(Exercise) Say how many lines of the listing below contain "WINCHESTER", giving the number and nothing else.

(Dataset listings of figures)
=====
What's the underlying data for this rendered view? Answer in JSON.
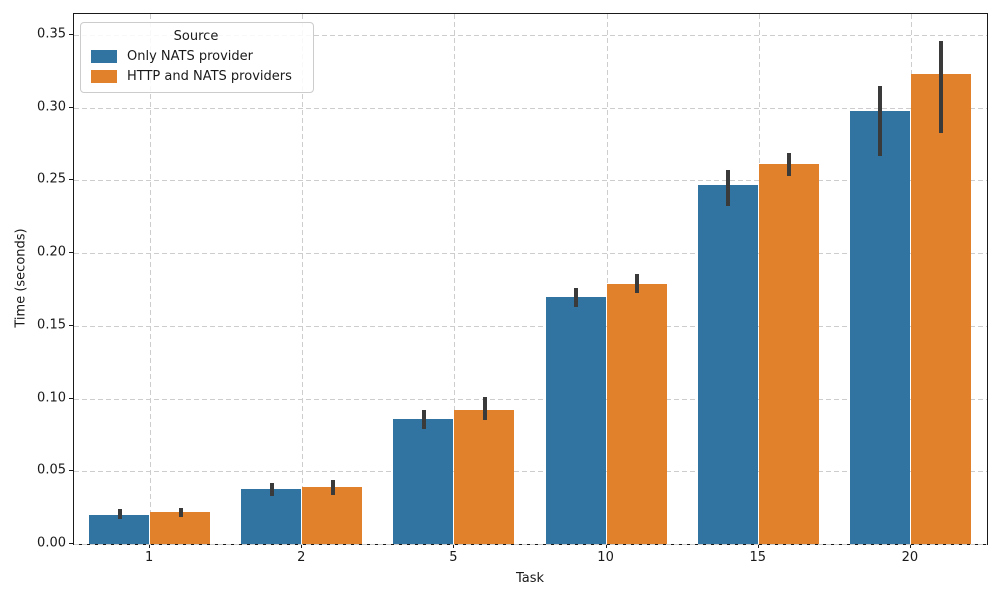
{
  "figure": {
    "background_color": "#ffffff",
    "text_color": "#1a1a1a"
  },
  "chart_data": {
    "type": "bar",
    "title": "",
    "xlabel": "Task",
    "ylabel": "Time (seconds)",
    "categories": [
      "1",
      "2",
      "5",
      "10",
      "15",
      "20"
    ],
    "series": [
      {
        "name": "Only NATS provider",
        "color": "#3274a1",
        "values": [
          0.02,
          0.038,
          0.086,
          0.17,
          0.247,
          0.298
        ],
        "ci_low": [
          0.017,
          0.033,
          0.079,
          0.163,
          0.232,
          0.267
        ],
        "ci_high": [
          0.024,
          0.042,
          0.092,
          0.176,
          0.257,
          0.315
        ]
      },
      {
        "name": "HTTP and NATS providers",
        "color": "#e1812c",
        "values": [
          0.022,
          0.039,
          0.092,
          0.179,
          0.261,
          0.323
        ],
        "ci_low": [
          0.019,
          0.034,
          0.085,
          0.173,
          0.253,
          0.283
        ],
        "ci_high": [
          0.025,
          0.044,
          0.101,
          0.186,
          0.269,
          0.346
        ]
      }
    ],
    "ylim": [
      0,
      0.35
    ],
    "yticks": [
      0,
      0.05,
      0.1,
      0.15,
      0.2,
      0.25,
      0.3,
      0.35
    ],
    "legend_title": "Source",
    "legend_position": "upper-left",
    "grid": {
      "axis": "both",
      "style": "dashed",
      "color": "#cdcdcd"
    },
    "errorbar_color": "#3a3a3a"
  }
}
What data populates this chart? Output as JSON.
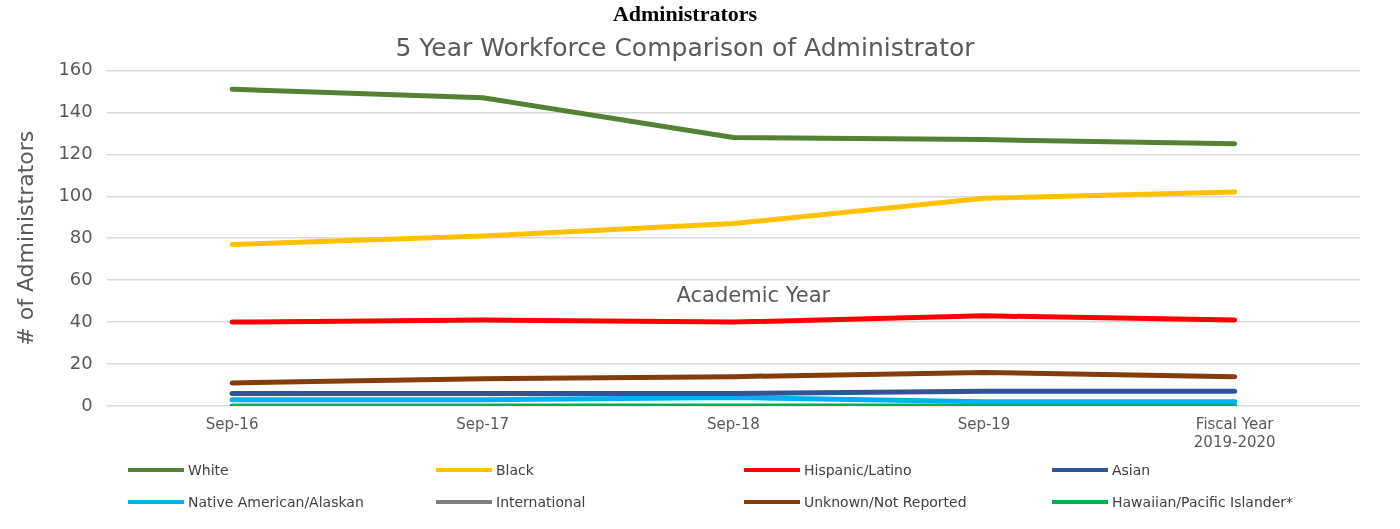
{
  "chart_data": {
    "type": "line",
    "title": "Administrators",
    "subtitle": "5 Year Workforce Comparison of Administrator",
    "xlabel": "Academic Year",
    "ylabel": "# of Administrators",
    "categories": [
      "Sep-16",
      "Sep-17",
      "Sep-18",
      "Sep-19",
      "Fiscal Year 2019-2020"
    ],
    "ylim": [
      0,
      160
    ],
    "yticks": [
      0,
      20,
      40,
      60,
      80,
      100,
      120,
      140,
      160
    ],
    "grid": "y",
    "legend": "bottom",
    "marker": "none",
    "line_style": "solid",
    "series": [
      {
        "name": "White",
        "color": "#548235",
        "values": [
          151,
          147,
          128,
          127,
          125
        ]
      },
      {
        "name": "Black",
        "color": "#ffc000",
        "values": [
          77,
          81,
          87,
          99,
          102
        ]
      },
      {
        "name": "Hispanic/Latino",
        "color": "#ff0000",
        "values": [
          40,
          41,
          40,
          43,
          41
        ]
      },
      {
        "name": "Asian",
        "color": "#2f5597",
        "values": [
          6,
          6,
          6,
          7,
          7
        ]
      },
      {
        "name": "Native American/Alaskan",
        "color": "#00b0f0",
        "values": [
          3,
          3,
          4,
          2,
          2
        ]
      },
      {
        "name": "International",
        "color": "#7f7f7f",
        "values": [
          null,
          null,
          null,
          null,
          null
        ]
      },
      {
        "name": "Unknown/Not Reported",
        "color": "#843c0c",
        "values": [
          11,
          13,
          14,
          16,
          14
        ]
      },
      {
        "name": "Hawaiian/Pacific Islander*",
        "color": "#00b050",
        "values": [
          0,
          0,
          0,
          0,
          0
        ]
      }
    ]
  }
}
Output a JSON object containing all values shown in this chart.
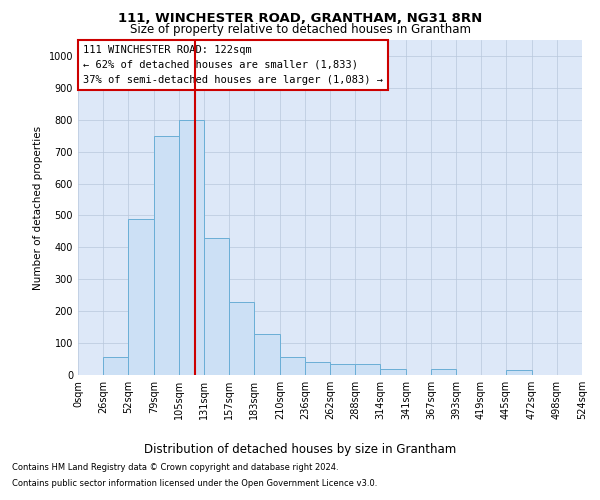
{
  "title": "111, WINCHESTER ROAD, GRANTHAM, NG31 8RN",
  "subtitle": "Size of property relative to detached houses in Grantham",
  "xlabel": "Distribution of detached houses by size in Grantham",
  "ylabel": "Number of detached properties",
  "bin_edges": [
    0,
    26,
    52,
    79,
    105,
    131,
    157,
    183,
    210,
    236,
    262,
    288,
    314,
    341,
    367,
    393,
    419,
    445,
    472,
    498,
    524
  ],
  "bar_heights": [
    0,
    55,
    490,
    750,
    800,
    430,
    230,
    130,
    55,
    40,
    35,
    35,
    20,
    0,
    20,
    0,
    0,
    15,
    0,
    0
  ],
  "bar_color": "#cce0f5",
  "bar_edge_color": "#6aaed6",
  "property_size": 122,
  "property_line_color": "#cc0000",
  "annotation_text": "111 WINCHESTER ROAD: 122sqm\n← 62% of detached houses are smaller (1,833)\n37% of semi-detached houses are larger (1,083) →",
  "annotation_box_color": "#ffffff",
  "annotation_box_edge_color": "#cc0000",
  "ylim": [
    0,
    1050
  ],
  "yticks": [
    0,
    100,
    200,
    300,
    400,
    500,
    600,
    700,
    800,
    900,
    1000
  ],
  "background_color": "#dde8f8",
  "footer_line1": "Contains HM Land Registry data © Crown copyright and database right 2024.",
  "footer_line2": "Contains public sector information licensed under the Open Government Licence v3.0."
}
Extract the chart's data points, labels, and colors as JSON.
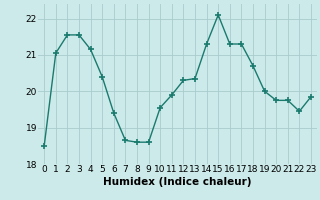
{
  "x": [
    0,
    1,
    2,
    3,
    4,
    5,
    6,
    7,
    8,
    9,
    10,
    11,
    12,
    13,
    14,
    15,
    16,
    17,
    18,
    19,
    20,
    21,
    22,
    23
  ],
  "y": [
    18.5,
    21.05,
    21.55,
    21.55,
    21.15,
    20.4,
    19.4,
    18.65,
    18.6,
    18.6,
    19.55,
    19.9,
    20.3,
    20.35,
    21.3,
    22.1,
    21.3,
    21.3,
    20.7,
    20.0,
    19.75,
    19.75,
    19.45,
    19.85
  ],
  "line_color": "#1a7a6e",
  "marker": "+",
  "markersize": 4,
  "linewidth": 1.0,
  "xlabel": "Humidex (Indice chaleur)",
  "ylim": [
    18,
    22.4
  ],
  "xlim": [
    -0.5,
    23.5
  ],
  "yticks": [
    18,
    19,
    20,
    21,
    22
  ],
  "ytick_labels": [
    "18",
    "19",
    "20",
    "21",
    "22"
  ],
  "xtick_labels": [
    "0",
    "1",
    "2",
    "3",
    "4",
    "5",
    "6",
    "7",
    "8",
    "9",
    "10",
    "11",
    "12",
    "13",
    "14",
    "15",
    "16",
    "17",
    "18",
    "19",
    "20",
    "21",
    "22",
    "23"
  ],
  "bg_color": "#cceaea",
  "grid_color": "#aacccc",
  "label_fontsize": 7.5,
  "tick_fontsize": 6.5
}
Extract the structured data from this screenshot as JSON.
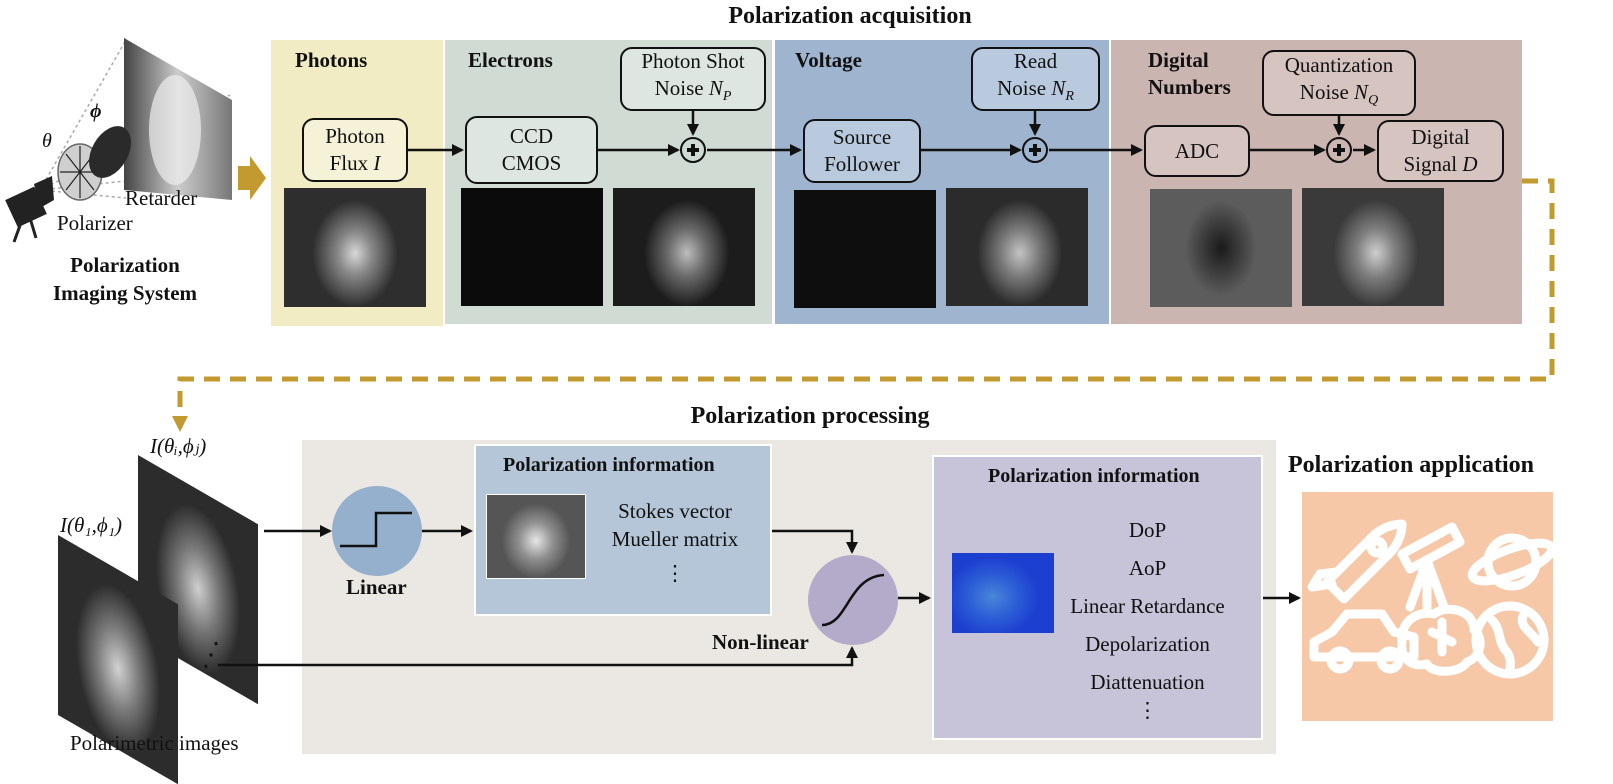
{
  "acquisition": {
    "title": "Polarization acquisition",
    "system_label_line1": "Polarization",
    "system_label_line2": "Imaging System",
    "polarizer": "Polarizer",
    "retarder": "Retarder",
    "theta": "θ",
    "phi": "ϕ",
    "panels": {
      "photons": "Photons",
      "electrons": "Electrons",
      "voltage": "Voltage",
      "digital_line1": "Digital",
      "digital_line2": "Numbers"
    },
    "boxes": {
      "photon_flux_line1": "Photon",
      "photon_flux_line2": "Flux",
      "photon_flux_var": "I",
      "ccd_line1": "CCD",
      "ccd_line2": "CMOS",
      "shot_noise_line1": "Photon Shot",
      "shot_noise_line2": "Noise",
      "shot_noise_var": "N",
      "shot_noise_sub": "P",
      "source_follower_line1": "Source",
      "source_follower_line2": "Follower",
      "read_noise_line1": "Read",
      "read_noise_line2": "Noise",
      "read_noise_var": "N",
      "read_noise_sub": "R",
      "adc": "ADC",
      "quant_noise_line1": "Quantization",
      "quant_noise_line2": "Noise",
      "quant_noise_var": "N",
      "quant_noise_sub": "Q",
      "digital_signal_line1": "Digital",
      "digital_signal_line2": "Signal",
      "digital_signal_var": "D"
    }
  },
  "processing": {
    "title": "Polarization processing",
    "image_label_j": "I(θᵢ,ϕⱼ)",
    "image_label_1": "I(θ₁,ϕ₁)",
    "polarimetric_images": "Polarimetric images",
    "linear": "Linear",
    "nonlinear": "Non-linear",
    "info_title_1": "Polarization information",
    "info_items_1": [
      "Stokes vector",
      "Mueller matrix",
      "⋮"
    ],
    "info_title_2": "Polarization information",
    "info_items_2": [
      "DoP",
      "AoP",
      "Linear Retardance",
      "Depolarization",
      "Diattenuation",
      "⋮"
    ]
  },
  "application": {
    "title": "Polarization application",
    "icons": [
      "rocket-icon",
      "telescope-icon",
      "planet-icon",
      "car-icon",
      "brain-icon",
      "globe-icon"
    ]
  },
  "colors": {
    "photons": "#f1ecc4",
    "electrons": "#cfdbd3",
    "voltage": "#9fb4cf",
    "digital": "#cbb5b1",
    "processing_bg": "#ebe8e3",
    "info1": "#b5c6d8",
    "info2": "#c7c3d9",
    "application": "#f6c8a8",
    "gold": "#c39a2f"
  }
}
=====
(Exercise solution) 2